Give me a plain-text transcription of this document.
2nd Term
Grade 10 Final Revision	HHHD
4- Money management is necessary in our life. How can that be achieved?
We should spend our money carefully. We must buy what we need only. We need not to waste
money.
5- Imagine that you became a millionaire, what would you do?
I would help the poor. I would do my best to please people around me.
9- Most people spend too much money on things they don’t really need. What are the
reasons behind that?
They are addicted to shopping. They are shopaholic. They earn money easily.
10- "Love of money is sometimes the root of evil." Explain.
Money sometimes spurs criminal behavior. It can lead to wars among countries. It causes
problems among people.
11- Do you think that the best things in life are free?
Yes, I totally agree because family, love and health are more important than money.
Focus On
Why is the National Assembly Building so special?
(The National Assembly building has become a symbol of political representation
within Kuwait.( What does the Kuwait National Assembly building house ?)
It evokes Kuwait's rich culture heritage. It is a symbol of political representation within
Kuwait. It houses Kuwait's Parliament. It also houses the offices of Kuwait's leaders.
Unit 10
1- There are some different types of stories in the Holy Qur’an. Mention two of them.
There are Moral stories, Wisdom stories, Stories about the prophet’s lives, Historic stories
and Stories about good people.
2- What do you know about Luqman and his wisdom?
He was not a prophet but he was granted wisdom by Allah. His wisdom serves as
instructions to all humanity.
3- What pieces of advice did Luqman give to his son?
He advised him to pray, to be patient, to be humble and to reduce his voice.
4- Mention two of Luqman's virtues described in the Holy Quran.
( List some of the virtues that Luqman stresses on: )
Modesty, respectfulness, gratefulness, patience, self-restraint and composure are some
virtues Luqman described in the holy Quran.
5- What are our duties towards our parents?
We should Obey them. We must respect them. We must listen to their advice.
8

→ **What the exercise asks**
Write out every record shown above, word for word.

→ **Result of the exercise**
Give me a plain-text transcription of this document.
2nd Term
Grade 10 Final Revision	HHHD
4- Money management is necessary in our life. How can that be achieved?
We should spend our money carefully. We must buy what we need only. We need not to waste
money.
5- Imagine that you became a millionaire, what would you do?
I would help the poor. I would do my best to please people around me.
9- Most people spend too much money on things they don’t really need. What are the
reasons behind that?
They are addicted to shopping. They are shopaholic. They earn money easily.
10- "Love of money is sometimes the root of evil." Explain.
Money sometimes spurs criminal behavior. It can lead to wars among countries. It causes
problems among people.
11- Do you think that the best things in life are free?
Yes, I totally agree because family, love and health are more important than money.
Focus On
Why is the National Assembly Building so special?
(The National Assembly building has become a symbol of political representation
within Kuwait.( What does the Kuwait National Assembly building house ?)
It evokes Kuwait's rich culture heritage. It is a symbol of political representation within
Kuwait. It houses Kuwait's Parliament. It also houses the offices of Kuwait's leaders.
Unit 10
1- There are some different types of stories in the Holy Qur’an. Mention two of them.
There are Moral stories, Wisdom stories, Stories about the prophet’s lives, Historic stories
and Stories about good people.
2- What do you know about Luqman and his wisdom?
He was not a prophet but he was granted wisdom by Allah. His wisdom serves as
instructions to all humanity.
3- What pieces of advice did Luqman give to his son?
He advised him to pray, to be patient, to be humble and to reduce his voice.
4- Mention two of Luqman's virtues described in the Holy Quran.
( List some of the virtues that Luqman stresses on: )
Modesty, respectfulness, gratefulness, patience, self-restraint and composure are some
virtues Luqman described in the holy Quran.
5- What are our duties towards our parents?
We should Obey them. We must respect them. We must listen to their advice.
8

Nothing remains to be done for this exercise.